--- start of Information shown ---

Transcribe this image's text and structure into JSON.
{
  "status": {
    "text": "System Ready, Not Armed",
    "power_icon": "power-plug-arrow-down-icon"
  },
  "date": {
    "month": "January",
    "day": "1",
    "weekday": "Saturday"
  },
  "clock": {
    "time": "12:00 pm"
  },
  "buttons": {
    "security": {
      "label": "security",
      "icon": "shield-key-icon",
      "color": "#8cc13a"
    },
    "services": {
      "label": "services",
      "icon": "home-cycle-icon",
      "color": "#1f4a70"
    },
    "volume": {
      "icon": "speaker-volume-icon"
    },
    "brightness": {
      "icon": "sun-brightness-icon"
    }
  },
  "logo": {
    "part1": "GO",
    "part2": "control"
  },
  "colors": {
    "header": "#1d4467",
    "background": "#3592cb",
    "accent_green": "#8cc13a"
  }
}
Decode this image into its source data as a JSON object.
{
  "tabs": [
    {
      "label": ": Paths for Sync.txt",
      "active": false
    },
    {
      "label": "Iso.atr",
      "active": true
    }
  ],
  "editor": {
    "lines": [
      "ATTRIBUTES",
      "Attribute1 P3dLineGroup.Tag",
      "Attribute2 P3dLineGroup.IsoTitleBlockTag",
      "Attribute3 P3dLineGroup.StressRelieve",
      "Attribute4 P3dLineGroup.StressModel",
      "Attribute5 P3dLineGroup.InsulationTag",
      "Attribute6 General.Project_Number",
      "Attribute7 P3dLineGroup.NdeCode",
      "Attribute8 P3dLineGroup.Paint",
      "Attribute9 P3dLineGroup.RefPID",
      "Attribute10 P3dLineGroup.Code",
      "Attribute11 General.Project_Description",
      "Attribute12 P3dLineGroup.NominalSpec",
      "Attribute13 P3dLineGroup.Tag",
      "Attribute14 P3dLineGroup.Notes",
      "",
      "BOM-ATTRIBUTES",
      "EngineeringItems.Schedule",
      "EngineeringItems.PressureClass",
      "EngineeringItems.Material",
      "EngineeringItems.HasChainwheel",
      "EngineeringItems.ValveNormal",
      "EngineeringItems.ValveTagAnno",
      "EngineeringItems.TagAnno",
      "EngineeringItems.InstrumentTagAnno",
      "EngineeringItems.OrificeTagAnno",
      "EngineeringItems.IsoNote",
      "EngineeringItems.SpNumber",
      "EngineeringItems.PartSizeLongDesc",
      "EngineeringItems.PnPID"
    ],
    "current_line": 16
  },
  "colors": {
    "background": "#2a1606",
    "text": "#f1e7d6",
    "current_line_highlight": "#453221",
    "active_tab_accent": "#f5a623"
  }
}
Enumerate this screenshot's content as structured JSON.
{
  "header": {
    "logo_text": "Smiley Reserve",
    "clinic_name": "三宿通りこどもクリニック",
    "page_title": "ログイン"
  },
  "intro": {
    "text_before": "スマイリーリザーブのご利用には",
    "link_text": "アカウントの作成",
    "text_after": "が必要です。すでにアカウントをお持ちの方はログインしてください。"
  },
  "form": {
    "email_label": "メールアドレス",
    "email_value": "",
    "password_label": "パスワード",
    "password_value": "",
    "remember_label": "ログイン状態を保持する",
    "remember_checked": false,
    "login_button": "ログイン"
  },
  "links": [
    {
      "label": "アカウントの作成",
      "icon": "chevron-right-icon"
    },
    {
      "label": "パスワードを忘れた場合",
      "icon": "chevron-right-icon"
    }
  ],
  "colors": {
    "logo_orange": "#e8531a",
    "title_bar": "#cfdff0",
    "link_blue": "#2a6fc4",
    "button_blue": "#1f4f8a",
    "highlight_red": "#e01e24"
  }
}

--- end of Information shown ---

* The task:
Output every entry shown above, exactly.

* Answer:
Transcribe this image's text and structure into JSON.
{
  "status": {
    "text": "System Ready, Not Armed",
    "power_icon": "power-plug-arrow-down-icon"
  },
  "date": {
    "month": "January",
    "day": "1",
    "weekday": "Saturday"
  },
  "clock": {
    "time": "12:00 pm"
  },
  "buttons": {
    "security": {
      "label": "security",
      "icon": "shield-key-icon",
      "color": "#8cc13a"
    },
    "services": {
      "label": "services",
      "icon": "home-cycle-icon",
      "color": "#1f4a70"
    },
    "volume": {
      "icon": "speaker-volume-icon"
    },
    "brightness": {
      "icon": "sun-brightness-icon"
    }
  },
  "logo": {
    "part1": "GO",
    "part2": "control"
  },
  "colors": {
    "header": "#1d4467",
    "background": "#3592cb",
    "accent_green": "#8cc13a"
  }
}
Decode this image into its source data as a JSON object.
{
  "tabs": [
    {
      "label": ": Paths for Sync.txt",
      "active": false
    },
    {
      "label": "Iso.atr",
      "active": true
    }
  ],
  "editor": {
    "lines": [
      "ATTRIBUTES",
      "Attribute1 P3dLineGroup.Tag",
      "Attribute2 P3dLineGroup.IsoTitleBlockTag",
      "Attribute3 P3dLineGroup.StressRelieve",
      "Attribute4 P3dLineGroup.StressModel",
      "Attribute5 P3dLineGroup.InsulationTag",
      "Attribute6 General.Project_Number",
      "Attribute7 P3dLineGroup.NdeCode",
      "Attribute8 P3dLineGroup.Paint",
      "Attribute9 P3dLineGroup.RefPID",
      "Attribute10 P3dLineGroup.Code",
      "Attribute11 General.Project_Description",
      "Attribute12 P3dLineGroup.NominalSpec",
      "Attribute13 P3dLineGroup.Tag",
      "Attribute14 P3dLineGroup.Notes",
      "",
      "BOM-ATTRIBUTES",
      "EngineeringItems.Schedule",
      "EngineeringItems.PressureClass",
      "EngineeringItems.Material",
      "EngineeringItems.HasChainwheel",
      "EngineeringItems.ValveNormal",
      "EngineeringItems.ValveTagAnno",
      "EngineeringItems.TagAnno",
      "EngineeringItems.InstrumentTagAnno",
      "EngineeringItems.OrificeTagAnno",
      "EngineeringItems.IsoNote",
      "EngineeringItems.SpNumber",
      "EngineeringItems.PartSizeLongDesc",
      "EngineeringItems.PnPID"
    ],
    "current_line": 16
  },
  "colors": {
    "background": "#2a1606",
    "text": "#f1e7d6",
    "current_line_highlight": "#453221",
    "active_tab_accent": "#f5a623"
  }
}
Enumerate this screenshot's content as structured JSON.
{
  "header": {
    "logo_text": "Smiley Reserve",
    "clinic_name": "三宿通りこどもクリニック",
    "page_title": "ログイン"
  },
  "intro": {
    "text_before": "スマイリーリザーブのご利用には",
    "link_text": "アカウントの作成",
    "text_after": "が必要です。すでにアカウントをお持ちの方はログインしてください。"
  },
  "form": {
    "email_label": "メールアドレス",
    "email_value": "",
    "password_label": "パスワード",
    "password_value": "",
    "remember_label": "ログイン状態を保持する",
    "remember_checked": false,
    "login_button": "ログイン"
  },
  "links": [
    {
      "label": "アカウントの作成",
      "icon": "chevron-right-icon"
    },
    {
      "label": "パスワードを忘れた場合",
      "icon": "chevron-right-icon"
    }
  ],
  "colors": {
    "logo_orange": "#e8531a",
    "title_bar": "#cfdff0",
    "link_blue": "#2a6fc4",
    "button_blue": "#1f4f8a",
    "highlight_red": "#e01e24"
  }
}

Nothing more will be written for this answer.